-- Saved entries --
○ ○ ○ ○ ○ ○ ○
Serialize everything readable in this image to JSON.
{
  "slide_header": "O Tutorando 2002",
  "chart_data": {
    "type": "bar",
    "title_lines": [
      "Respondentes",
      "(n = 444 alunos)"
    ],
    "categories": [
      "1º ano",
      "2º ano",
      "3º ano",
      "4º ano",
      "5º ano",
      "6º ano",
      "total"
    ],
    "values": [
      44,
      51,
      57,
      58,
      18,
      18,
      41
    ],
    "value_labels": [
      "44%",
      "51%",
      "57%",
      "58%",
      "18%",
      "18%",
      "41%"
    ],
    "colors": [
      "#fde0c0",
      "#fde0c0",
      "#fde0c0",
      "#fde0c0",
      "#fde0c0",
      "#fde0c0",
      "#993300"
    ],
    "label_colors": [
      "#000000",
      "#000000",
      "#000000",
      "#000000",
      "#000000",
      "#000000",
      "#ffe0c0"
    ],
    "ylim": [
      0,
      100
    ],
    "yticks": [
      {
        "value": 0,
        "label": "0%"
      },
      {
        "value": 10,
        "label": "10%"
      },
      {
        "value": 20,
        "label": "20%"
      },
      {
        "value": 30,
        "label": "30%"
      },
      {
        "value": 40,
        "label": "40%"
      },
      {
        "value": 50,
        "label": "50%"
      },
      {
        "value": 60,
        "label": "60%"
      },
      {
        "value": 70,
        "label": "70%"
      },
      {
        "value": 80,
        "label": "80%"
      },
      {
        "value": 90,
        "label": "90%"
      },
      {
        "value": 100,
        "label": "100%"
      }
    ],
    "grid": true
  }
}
○ ○ ○ ○ ○ ○ ○
-- Given instruction --
Write out every entry again, keeping each line exactly the same.

-- Answer to this exercise --
Serialize everything readable in this image to JSON.
{
  "slide_header": "O Tutorando 2002",
  "chart_data": {
    "type": "bar",
    "title_lines": [
      "Respondentes",
      "(n = 444 alunos)"
    ],
    "categories": [
      "1º ano",
      "2º ano",
      "3º ano",
      "4º ano",
      "5º ano",
      "6º ano",
      "total"
    ],
    "values": [
      44,
      51,
      57,
      58,
      18,
      18,
      41
    ],
    "value_labels": [
      "44%",
      "51%",
      "57%",
      "58%",
      "18%",
      "18%",
      "41%"
    ],
    "colors": [
      "#fde0c0",
      "#fde0c0",
      "#fde0c0",
      "#fde0c0",
      "#fde0c0",
      "#fde0c0",
      "#993300"
    ],
    "label_colors": [
      "#000000",
      "#000000",
      "#000000",
      "#000000",
      "#000000",
      "#000000",
      "#ffe0c0"
    ],
    "ylim": [
      0,
      100
    ],
    "yticks": [
      {
        "value": 0,
        "label": "0%"
      },
      {
        "value": 10,
        "label": "10%"
      },
      {
        "value": 20,
        "label": "20%"
      },
      {
        "value": 30,
        "label": "30%"
      },
      {
        "value": 40,
        "label": "40%"
      },
      {
        "value": 50,
        "label": "50%"
      },
      {
        "value": 60,
        "label": "60%"
      },
      {
        "value": 70,
        "label": "70%"
      },
      {
        "value": 80,
        "label": "80%"
      },
      {
        "value": 90,
        "label": "90%"
      },
      {
        "value": 100,
        "label": "100%"
      }
    ],
    "grid": true
  }
}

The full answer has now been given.